→ **Task details**: Without altering anything, repeat each of the records.

→ **Data excerpts**:
+++
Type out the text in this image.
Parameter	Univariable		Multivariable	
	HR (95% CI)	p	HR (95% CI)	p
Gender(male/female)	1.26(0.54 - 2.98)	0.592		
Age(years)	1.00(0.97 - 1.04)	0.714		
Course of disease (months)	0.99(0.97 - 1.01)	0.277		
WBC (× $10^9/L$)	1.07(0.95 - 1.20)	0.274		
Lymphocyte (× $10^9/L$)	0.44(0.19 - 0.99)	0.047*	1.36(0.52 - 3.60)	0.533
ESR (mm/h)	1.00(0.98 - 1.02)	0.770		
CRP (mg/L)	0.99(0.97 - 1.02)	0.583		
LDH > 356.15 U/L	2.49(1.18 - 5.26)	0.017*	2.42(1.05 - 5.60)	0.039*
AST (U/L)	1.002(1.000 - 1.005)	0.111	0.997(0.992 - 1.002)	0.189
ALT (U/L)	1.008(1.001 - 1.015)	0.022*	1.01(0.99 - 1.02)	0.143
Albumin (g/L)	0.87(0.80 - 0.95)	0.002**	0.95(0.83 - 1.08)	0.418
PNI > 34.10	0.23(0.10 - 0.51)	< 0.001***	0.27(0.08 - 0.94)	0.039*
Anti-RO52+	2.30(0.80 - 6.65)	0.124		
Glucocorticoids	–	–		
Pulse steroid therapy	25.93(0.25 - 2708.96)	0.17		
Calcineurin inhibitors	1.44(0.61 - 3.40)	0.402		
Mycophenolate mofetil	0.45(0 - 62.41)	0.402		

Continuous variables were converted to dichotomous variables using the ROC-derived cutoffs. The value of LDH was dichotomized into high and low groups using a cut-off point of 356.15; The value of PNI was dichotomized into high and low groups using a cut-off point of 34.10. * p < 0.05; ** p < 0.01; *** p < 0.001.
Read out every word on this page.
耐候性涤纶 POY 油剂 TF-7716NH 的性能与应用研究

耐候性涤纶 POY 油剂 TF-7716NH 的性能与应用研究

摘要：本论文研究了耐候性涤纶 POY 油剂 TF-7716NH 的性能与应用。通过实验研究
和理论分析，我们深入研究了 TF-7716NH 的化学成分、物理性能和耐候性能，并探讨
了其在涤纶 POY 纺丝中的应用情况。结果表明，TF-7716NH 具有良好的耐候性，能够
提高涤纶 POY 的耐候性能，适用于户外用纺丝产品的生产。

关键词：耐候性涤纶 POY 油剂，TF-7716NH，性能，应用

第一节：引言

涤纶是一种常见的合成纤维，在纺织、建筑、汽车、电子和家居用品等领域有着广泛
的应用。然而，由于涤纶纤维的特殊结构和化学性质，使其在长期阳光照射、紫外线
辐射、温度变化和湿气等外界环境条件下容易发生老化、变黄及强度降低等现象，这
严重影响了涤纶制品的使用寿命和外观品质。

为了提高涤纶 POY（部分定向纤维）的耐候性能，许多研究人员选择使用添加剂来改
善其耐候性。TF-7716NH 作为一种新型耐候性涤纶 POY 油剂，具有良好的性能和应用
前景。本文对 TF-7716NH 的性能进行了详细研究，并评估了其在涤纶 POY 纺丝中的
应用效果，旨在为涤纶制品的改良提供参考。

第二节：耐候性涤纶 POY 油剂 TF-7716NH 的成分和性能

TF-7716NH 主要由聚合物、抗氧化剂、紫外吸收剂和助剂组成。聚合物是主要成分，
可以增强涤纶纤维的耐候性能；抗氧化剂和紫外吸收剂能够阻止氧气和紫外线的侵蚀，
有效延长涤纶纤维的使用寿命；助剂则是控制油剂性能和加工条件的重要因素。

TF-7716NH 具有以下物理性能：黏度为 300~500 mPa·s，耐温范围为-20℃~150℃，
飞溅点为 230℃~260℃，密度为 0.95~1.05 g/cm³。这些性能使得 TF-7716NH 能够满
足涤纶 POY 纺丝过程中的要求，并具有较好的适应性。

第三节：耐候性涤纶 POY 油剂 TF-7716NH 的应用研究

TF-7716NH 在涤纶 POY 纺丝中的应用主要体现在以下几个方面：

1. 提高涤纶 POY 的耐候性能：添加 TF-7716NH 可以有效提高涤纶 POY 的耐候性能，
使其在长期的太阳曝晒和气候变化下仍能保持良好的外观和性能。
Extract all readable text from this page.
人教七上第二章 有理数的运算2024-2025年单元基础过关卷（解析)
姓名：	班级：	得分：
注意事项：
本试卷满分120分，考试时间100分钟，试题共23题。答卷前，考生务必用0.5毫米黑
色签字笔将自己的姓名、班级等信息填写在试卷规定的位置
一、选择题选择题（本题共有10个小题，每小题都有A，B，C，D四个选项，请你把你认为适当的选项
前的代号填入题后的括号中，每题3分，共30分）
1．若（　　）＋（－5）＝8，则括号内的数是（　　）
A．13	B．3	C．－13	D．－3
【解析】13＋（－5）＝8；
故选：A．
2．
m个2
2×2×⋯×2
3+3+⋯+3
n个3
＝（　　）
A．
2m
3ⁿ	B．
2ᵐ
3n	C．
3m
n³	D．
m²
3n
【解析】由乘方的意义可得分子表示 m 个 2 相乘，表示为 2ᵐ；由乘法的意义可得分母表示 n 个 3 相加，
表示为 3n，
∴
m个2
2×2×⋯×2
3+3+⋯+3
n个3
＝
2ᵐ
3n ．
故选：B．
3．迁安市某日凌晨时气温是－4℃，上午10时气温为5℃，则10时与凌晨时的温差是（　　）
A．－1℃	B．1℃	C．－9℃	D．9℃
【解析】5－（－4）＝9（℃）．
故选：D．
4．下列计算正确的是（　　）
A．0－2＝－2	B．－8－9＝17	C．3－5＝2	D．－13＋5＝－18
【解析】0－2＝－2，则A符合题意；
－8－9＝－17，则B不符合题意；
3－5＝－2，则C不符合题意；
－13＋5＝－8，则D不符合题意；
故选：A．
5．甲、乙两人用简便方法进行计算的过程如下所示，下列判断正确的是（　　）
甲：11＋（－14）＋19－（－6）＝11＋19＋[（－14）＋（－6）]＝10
+++
→ **Response to this task**:
Type out the text in this image.
Parameter	Univariable		Multivariable	
	HR (95% CI)	p	HR (95% CI)	p
Gender(male/female)	1.26(0.54 - 2.98)	0.592		
Age(years)	1.00(0.97 - 1.04)	0.714		
Course of disease (months)	0.99(0.97 - 1.01)	0.277		
WBC (× $10^9/L$)	1.07(0.95 - 1.20)	0.274		
Lymphocyte (× $10^9/L$)	0.44(0.19 - 0.99)	0.047*	1.36(0.52 - 3.60)	0.533
ESR (mm/h)	1.00(0.98 - 1.02)	0.770		
CRP (mg/L)	0.99(0.97 - 1.02)	0.583		
LDH > 356.15 U/L	2.49(1.18 - 5.26)	0.017*	2.42(1.05 - 5.60)	0.039*
AST (U/L)	1.002(1.000 - 1.005)	0.111	0.997(0.992 - 1.002)	0.189
ALT (U/L)	1.008(1.001 - 1.015)	0.022*	1.01(0.99 - 1.02)	0.143
Albumin (g/L)	0.87(0.80 - 0.95)	0.002**	0.95(0.83 - 1.08)	0.418
PNI > 34.10	0.23(0.10 - 0.51)	< 0.001***	0.27(0.08 - 0.94)	0.039*
Anti-RO52+	2.30(0.80 - 6.65)	0.124		
Glucocorticoids	–	–		
Pulse steroid therapy	25.93(0.25 - 2708.96)	0.17		
Calcineurin inhibitors	1.44(0.61 - 3.40)	0.402		
Mycophenolate mofetil	0.45(0 - 62.41)	0.402		

Continuous variables were converted to dichotomous variables using the ROC-derived cutoffs. The value of LDH was dichotomized into high and low groups using a cut-off point of 356.15; The value of PNI was dichotomized into high and low groups using a cut-off point of 34.10. * p < 0.05; ** p < 0.01; *** p < 0.001.
Read out every word on this page.
耐候性涤纶 POY 油剂 TF-7716NH 的性能与应用研究

耐候性涤纶 POY 油剂 TF-7716NH 的性能与应用研究

摘要：本论文研究了耐候性涤纶 POY 油剂 TF-7716NH 的性能与应用。通过实验研究
和理论分析，我们深入研究了 TF-7716NH 的化学成分、物理性能和耐候性能，并探讨
了其在涤纶 POY 纺丝中的应用情况。结果表明，TF-7716NH 具有良好的耐候性，能够
提高涤纶 POY 的耐候性能，适用于户外用纺丝产品的生产。

关键词：耐候性涤纶 POY 油剂，TF-7716NH，性能，应用

第一节：引言

涤纶是一种常见的合成纤维，在纺织、建筑、汽车、电子和家居用品等领域有着广泛
的应用。然而，由于涤纶纤维的特殊结构和化学性质，使其在长期阳光照射、紫外线
辐射、温度变化和湿气等外界环境条件下容易发生老化、变黄及强度降低等现象，这
严重影响了涤纶制品的使用寿命和外观品质。

为了提高涤纶 POY（部分定向纤维）的耐候性能，许多研究人员选择使用添加剂来改
善其耐候性。TF-7716NH 作为一种新型耐候性涤纶 POY 油剂，具有良好的性能和应用
前景。本文对 TF-7716NH 的性能进行了详细研究，并评估了其在涤纶 POY 纺丝中的
应用效果，旨在为涤纶制品的改良提供参考。

第二节：耐候性涤纶 POY 油剂 TF-7716NH 的成分和性能

TF-7716NH 主要由聚合物、抗氧化剂、紫外吸收剂和助剂组成。聚合物是主要成分，
可以增强涤纶纤维的耐候性能；抗氧化剂和紫外吸收剂能够阻止氧气和紫外线的侵蚀，
有效延长涤纶纤维的使用寿命；助剂则是控制油剂性能和加工条件的重要因素。

TF-7716NH 具有以下物理性能：黏度为 300~500 mPa·s，耐温范围为-20℃~150℃，
飞溅点为 230℃~260℃，密度为 0.95~1.05 g/cm³。这些性能使得 TF-7716NH 能够满
足涤纶 POY 纺丝过程中的要求，并具有较好的适应性。

第三节：耐候性涤纶 POY 油剂 TF-7716NH 的应用研究

TF-7716NH 在涤纶 POY 纺丝中的应用主要体现在以下几个方面：

1. 提高涤纶 POY 的耐候性能：添加 TF-7716NH 可以有效提高涤纶 POY 的耐候性能，
使其在长期的太阳曝晒和气候变化下仍能保持良好的外观和性能。
Extract all readable text from this page.
人教七上第二章 有理数的运算2024-2025年单元基础过关卷（解析)
姓名：	班级：	得分：
注意事项：
本试卷满分120分，考试时间100分钟，试题共23题。答卷前，考生务必用0.5毫米黑
色签字笔将自己的姓名、班级等信息填写在试卷规定的位置
一、选择题选择题（本题共有10个小题，每小题都有A，B，C，D四个选项，请你把你认为适当的选项
前的代号填入题后的括号中，每题3分，共30分）
1．若（　　）＋（－5）＝8，则括号内的数是（　　）
A．13	B．3	C．－13	D．－3
【解析】13＋（－5）＝8；
故选：A．
2．
m个2
2×2×⋯×2
3+3+⋯+3
n个3
＝（　　）
A．
2m
3ⁿ	B．
2ᵐ
3n	C．
3m
n³	D．
m²
3n
【解析】由乘方的意义可得分子表示 m 个 2 相乘，表示为 2ᵐ；由乘法的意义可得分母表示 n 个 3 相加，
表示为 3n，
∴
m个2
2×2×⋯×2
3+3+⋯+3
n个3
＝
2ᵐ
3n ．
故选：B．
3．迁安市某日凌晨时气温是－4℃，上午10时气温为5℃，则10时与凌晨时的温差是（　　）
A．－1℃	B．1℃	C．－9℃	D．9℃
【解析】5－（－4）＝9（℃）．
故选：D．
4．下列计算正确的是（　　）
A．0－2＝－2	B．－8－9＝17	C．3－5＝2	D．－13＋5＝－18
【解析】0－2＝－2，则A符合题意；
－8－9＝－17，则B不符合题意；
3－5＝－2，则C不符合题意；
－13＋5＝－8，则D不符合题意；
故选：A．
5．甲、乙两人用简便方法进行计算的过程如下所示，下列判断正确的是（　　）
甲：11＋（－14）＋19－（－6）＝11＋19＋[（－14）＋（－6）]＝10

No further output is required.